## Directions for this task
Restate the records below word for word.

------ Listed records

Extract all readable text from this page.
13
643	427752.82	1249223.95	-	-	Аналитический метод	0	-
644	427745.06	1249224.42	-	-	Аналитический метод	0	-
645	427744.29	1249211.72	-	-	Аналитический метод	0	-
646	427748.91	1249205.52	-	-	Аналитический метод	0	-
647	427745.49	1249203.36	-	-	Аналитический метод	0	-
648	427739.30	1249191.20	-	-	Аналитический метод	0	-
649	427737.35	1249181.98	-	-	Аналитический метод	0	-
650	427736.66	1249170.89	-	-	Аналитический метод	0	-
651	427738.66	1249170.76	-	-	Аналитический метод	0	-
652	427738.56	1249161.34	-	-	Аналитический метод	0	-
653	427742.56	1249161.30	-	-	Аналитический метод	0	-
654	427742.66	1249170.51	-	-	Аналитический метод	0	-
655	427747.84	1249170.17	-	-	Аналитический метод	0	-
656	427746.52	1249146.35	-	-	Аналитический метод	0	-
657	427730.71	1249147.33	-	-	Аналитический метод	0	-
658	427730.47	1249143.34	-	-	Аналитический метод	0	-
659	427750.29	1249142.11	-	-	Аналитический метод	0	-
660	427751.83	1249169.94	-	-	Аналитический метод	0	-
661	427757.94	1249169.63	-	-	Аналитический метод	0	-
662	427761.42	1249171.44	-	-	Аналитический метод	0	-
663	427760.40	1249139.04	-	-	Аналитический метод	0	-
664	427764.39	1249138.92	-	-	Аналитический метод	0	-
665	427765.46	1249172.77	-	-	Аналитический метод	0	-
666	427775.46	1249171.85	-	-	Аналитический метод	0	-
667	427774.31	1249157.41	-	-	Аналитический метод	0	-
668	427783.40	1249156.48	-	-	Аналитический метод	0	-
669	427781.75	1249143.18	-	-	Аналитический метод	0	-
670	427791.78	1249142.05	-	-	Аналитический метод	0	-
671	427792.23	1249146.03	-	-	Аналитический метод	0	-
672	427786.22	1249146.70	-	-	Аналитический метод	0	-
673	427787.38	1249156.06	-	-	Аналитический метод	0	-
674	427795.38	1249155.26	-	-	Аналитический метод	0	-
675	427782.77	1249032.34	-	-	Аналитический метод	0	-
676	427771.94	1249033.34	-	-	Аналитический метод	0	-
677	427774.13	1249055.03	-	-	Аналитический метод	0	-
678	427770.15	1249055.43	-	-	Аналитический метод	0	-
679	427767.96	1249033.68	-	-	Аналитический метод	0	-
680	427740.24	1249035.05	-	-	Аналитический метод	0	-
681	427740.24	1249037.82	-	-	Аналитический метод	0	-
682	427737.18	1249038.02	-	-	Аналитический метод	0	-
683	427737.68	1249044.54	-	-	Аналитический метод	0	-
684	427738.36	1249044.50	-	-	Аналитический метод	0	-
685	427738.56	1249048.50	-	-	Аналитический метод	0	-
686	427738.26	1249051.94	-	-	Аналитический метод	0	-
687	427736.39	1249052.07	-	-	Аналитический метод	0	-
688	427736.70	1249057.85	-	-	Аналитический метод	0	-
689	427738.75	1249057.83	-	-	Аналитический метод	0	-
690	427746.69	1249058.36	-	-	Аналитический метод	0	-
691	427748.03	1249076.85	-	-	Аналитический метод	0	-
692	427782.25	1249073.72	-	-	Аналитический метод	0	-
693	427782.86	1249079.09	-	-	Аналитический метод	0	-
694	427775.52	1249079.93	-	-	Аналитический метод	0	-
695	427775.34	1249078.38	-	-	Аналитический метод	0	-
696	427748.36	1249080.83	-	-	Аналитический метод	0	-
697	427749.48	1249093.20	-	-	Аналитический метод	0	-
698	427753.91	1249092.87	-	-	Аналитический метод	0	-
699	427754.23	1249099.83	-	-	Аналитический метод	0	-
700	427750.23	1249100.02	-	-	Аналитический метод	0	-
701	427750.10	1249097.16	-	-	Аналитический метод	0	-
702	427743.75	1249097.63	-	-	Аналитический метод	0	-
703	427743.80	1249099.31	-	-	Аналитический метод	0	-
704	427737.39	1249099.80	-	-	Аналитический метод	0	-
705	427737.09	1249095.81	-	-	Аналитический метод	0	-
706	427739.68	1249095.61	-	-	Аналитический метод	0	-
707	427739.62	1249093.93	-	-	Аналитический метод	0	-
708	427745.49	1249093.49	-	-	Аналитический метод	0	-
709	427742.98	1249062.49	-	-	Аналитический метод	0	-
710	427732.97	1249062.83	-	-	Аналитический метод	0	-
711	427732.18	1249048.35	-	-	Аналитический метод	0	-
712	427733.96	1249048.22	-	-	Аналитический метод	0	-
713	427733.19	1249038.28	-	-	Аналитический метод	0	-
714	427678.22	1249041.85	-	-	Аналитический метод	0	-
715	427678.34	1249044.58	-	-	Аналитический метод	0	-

------------

## Solution
Extract all readable text from this page.
13
643	427752.82	1249223.95	-	-	Аналитический метод	0	-
644	427745.06	1249224.42	-	-	Аналитический метод	0	-
645	427744.29	1249211.72	-	-	Аналитический метод	0	-
646	427748.91	1249205.52	-	-	Аналитический метод	0	-
647	427745.49	1249203.36	-	-	Аналитический метод	0	-
648	427739.30	1249191.20	-	-	Аналитический метод	0	-
649	427737.35	1249181.98	-	-	Аналитический метод	0	-
650	427736.66	1249170.89	-	-	Аналитический метод	0	-
651	427738.66	1249170.76	-	-	Аналитический метод	0	-
652	427738.56	1249161.34	-	-	Аналитический метод	0	-
653	427742.56	1249161.30	-	-	Аналитический метод	0	-
654	427742.66	1249170.51	-	-	Аналитический метод	0	-
655	427747.84	1249170.17	-	-	Аналитический метод	0	-
656	427746.52	1249146.35	-	-	Аналитический метод	0	-
657	427730.71	1249147.33	-	-	Аналитический метод	0	-
658	427730.47	1249143.34	-	-	Аналитический метод	0	-
659	427750.29	1249142.11	-	-	Аналитический метод	0	-
660	427751.83	1249169.94	-	-	Аналитический метод	0	-
661	427757.94	1249169.63	-	-	Аналитический метод	0	-
662	427761.42	1249171.44	-	-	Аналитический метод	0	-
663	427760.40	1249139.04	-	-	Аналитический метод	0	-
664	427764.39	1249138.92	-	-	Аналитический метод	0	-
665	427765.46	1249172.77	-	-	Аналитический метод	0	-
666	427775.46	1249171.85	-	-	Аналитический метод	0	-
667	427774.31	1249157.41	-	-	Аналитический метод	0	-
668	427783.40	1249156.48	-	-	Аналитический метод	0	-
669	427781.75	1249143.18	-	-	Аналитический метод	0	-
670	427791.78	1249142.05	-	-	Аналитический метод	0	-
671	427792.23	1249146.03	-	-	Аналитический метод	0	-
672	427786.22	1249146.70	-	-	Аналитический метод	0	-
673	427787.38	1249156.06	-	-	Аналитический метод	0	-
674	427795.38	1249155.26	-	-	Аналитический метод	0	-
675	427782.77	1249032.34	-	-	Аналитический метод	0	-
676	427771.94	1249033.34	-	-	Аналитический метод	0	-
677	427774.13	1249055.03	-	-	Аналитический метод	0	-
678	427770.15	1249055.43	-	-	Аналитический метод	0	-
679	427767.96	1249033.68	-	-	Аналитический метод	0	-
680	427740.24	1249035.05	-	-	Аналитический метод	0	-
681	427740.24	1249037.82	-	-	Аналитический метод	0	-
682	427737.18	1249038.02	-	-	Аналитический метод	0	-
683	427737.68	1249044.54	-	-	Аналитический метод	0	-
684	427738.36	1249044.50	-	-	Аналитический метод	0	-
685	427738.56	1249048.50	-	-	Аналитический метод	0	-
686	427738.26	1249051.94	-	-	Аналитический метод	0	-
687	427736.39	1249052.07	-	-	Аналитический метод	0	-
688	427736.70	1249057.85	-	-	Аналитический метод	0	-
689	427738.75	1249057.83	-	-	Аналитический метод	0	-
690	427746.69	1249058.36	-	-	Аналитический метод	0	-
691	427748.03	1249076.85	-	-	Аналитический метод	0	-
692	427782.25	1249073.72	-	-	Аналитический метод	0	-
693	427782.86	1249079.09	-	-	Аналитический метод	0	-
694	427775.52	1249079.93	-	-	Аналитический метод	0	-
695	427775.34	1249078.38	-	-	Аналитический метод	0	-
696	427748.36	1249080.83	-	-	Аналитический метод	0	-
697	427749.48	1249093.20	-	-	Аналитический метод	0	-
698	427753.91	1249092.87	-	-	Аналитический метод	0	-
699	427754.23	1249099.83	-	-	Аналитический метод	0	-
700	427750.23	1249100.02	-	-	Аналитический метод	0	-
701	427750.10	1249097.16	-	-	Аналитический метод	0	-
702	427743.75	1249097.63	-	-	Аналитический метод	0	-
703	427743.80	1249099.31	-	-	Аналитический метод	0	-
704	427737.39	1249099.80	-	-	Аналитический метод	0	-
705	427737.09	1249095.81	-	-	Аналитический метод	0	-
706	427739.68	1249095.61	-	-	Аналитический метод	0	-
707	427739.62	1249093.93	-	-	Аналитический метод	0	-
708	427745.49	1249093.49	-	-	Аналитический метод	0	-
709	427742.98	1249062.49	-	-	Аналитический метод	0	-
710	427732.97	1249062.83	-	-	Аналитический метод	0	-
711	427732.18	1249048.35	-	-	Аналитический метод	0	-
712	427733.96	1249048.22	-	-	Аналитический метод	0	-
713	427733.19	1249038.28	-	-	Аналитический метод	0	-
714	427678.22	1249041.85	-	-	Аналитический метод	0	-
715	427678.34	1249044.58	-	-	Аналитический метод	0	-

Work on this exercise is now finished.